**Excerpted passage**
Xbox One will get more original Xbox games, but the process is “complicated”, according to the Xbox head honcho.
Fans of the original Xbox lineup of games were thrilled to hear that their classic games would become playable once again on current hardware when it was announced at E3 last year. To date, 13 original Xbox games have been brought forward via the backwards compatibility program, and the list includes some incredible titles like Star Wars: Knights of the Old Republic, Psychonauts, and Crimson Skies: High Road to Revenge.
But some were expecting to get a few more than 13 of Xbox’s 143 exclusive titles a little sooner. (there were many more Xbox games than that, but you can get many of the non-exclusive ones on PC). Phil Spencer, head of Xbox at Microsoft, took to Twitter on Saturday to give an update to patient fans.
There are a number of OG games in BC pipeline, they won't drop as often as the 360 games but team is working to validate and get permissions. More complicated with some just due to the age of the rights etc.— Phil Spencer (@XboxP3) January 27, 2018
"There are a number of [original Xbox] games in [the backward compatibility] pipeline,” Spencer wrote, adding, “they won't drop as often as the 360 games but team is working to validate and get permissions. More complicated with some just due to the age of the rights etc."
Licensing can be a huge headache when it comes to remaking older games. Often a rights holder will only sell a license for a specific title on a specific console or for a temporary timeframe. Once you want to create a new game for a new console, even if it’s technically just an update or ported version of the older game, you have to get a new license to legally be able to sell the new game.

**Available data**

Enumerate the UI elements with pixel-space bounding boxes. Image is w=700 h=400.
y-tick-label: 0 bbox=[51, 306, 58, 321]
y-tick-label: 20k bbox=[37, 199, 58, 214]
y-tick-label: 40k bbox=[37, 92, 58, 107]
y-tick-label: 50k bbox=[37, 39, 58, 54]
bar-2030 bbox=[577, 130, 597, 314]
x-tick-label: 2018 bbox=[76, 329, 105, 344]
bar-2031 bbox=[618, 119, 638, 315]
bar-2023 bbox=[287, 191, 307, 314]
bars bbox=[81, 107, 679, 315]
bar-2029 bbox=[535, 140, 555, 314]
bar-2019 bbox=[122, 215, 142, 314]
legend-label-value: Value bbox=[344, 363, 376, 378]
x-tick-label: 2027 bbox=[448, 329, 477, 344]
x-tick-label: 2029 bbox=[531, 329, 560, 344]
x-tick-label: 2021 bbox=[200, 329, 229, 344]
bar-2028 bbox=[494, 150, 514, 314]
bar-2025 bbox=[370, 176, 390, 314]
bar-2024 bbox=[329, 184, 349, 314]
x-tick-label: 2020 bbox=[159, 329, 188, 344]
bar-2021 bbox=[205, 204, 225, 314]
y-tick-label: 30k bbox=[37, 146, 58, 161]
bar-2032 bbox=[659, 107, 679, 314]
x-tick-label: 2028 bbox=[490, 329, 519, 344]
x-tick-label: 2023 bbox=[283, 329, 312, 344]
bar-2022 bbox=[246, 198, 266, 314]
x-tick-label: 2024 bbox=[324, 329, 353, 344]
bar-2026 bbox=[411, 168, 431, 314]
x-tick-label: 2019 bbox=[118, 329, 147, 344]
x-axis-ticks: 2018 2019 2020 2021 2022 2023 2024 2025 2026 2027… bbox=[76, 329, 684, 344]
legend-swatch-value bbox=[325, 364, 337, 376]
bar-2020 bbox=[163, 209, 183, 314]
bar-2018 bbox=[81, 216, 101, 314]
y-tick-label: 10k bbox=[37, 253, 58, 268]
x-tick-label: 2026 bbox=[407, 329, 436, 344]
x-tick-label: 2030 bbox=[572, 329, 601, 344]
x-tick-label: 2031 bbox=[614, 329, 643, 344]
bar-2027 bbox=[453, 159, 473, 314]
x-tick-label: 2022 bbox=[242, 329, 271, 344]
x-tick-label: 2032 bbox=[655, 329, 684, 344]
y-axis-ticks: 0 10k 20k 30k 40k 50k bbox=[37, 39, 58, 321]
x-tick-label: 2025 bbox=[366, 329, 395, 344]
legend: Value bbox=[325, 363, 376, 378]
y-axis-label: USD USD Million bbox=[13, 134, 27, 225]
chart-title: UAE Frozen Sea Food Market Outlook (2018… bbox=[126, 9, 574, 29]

**Exercise set**
1 > According to the article on original Xbox games, how many original Xbox games had been brought forward through the backwards compatibility program to date?
2 > Reproduce the stretch of the article on original Xbox games from "Xbox One will" through "Road to Revenge.".

**Answers for the tasks**
1 > 13

2 >
Xbox One will get more original Xbox games, but the process is “complicated”, according to the Xbox head honcho.
Fans of the original Xbox lineup of games were thrilled to hear that their classic games would become playable once again on current hardware when it was announced at E3 last year. To date, 13 original Xbox games have been brought forward via the backwards compatibility program, and the list includes some incredible titles like Star Wars: Knights of the Old Republic, Psychonauts, and Crimson Skies: High Road to Revenge.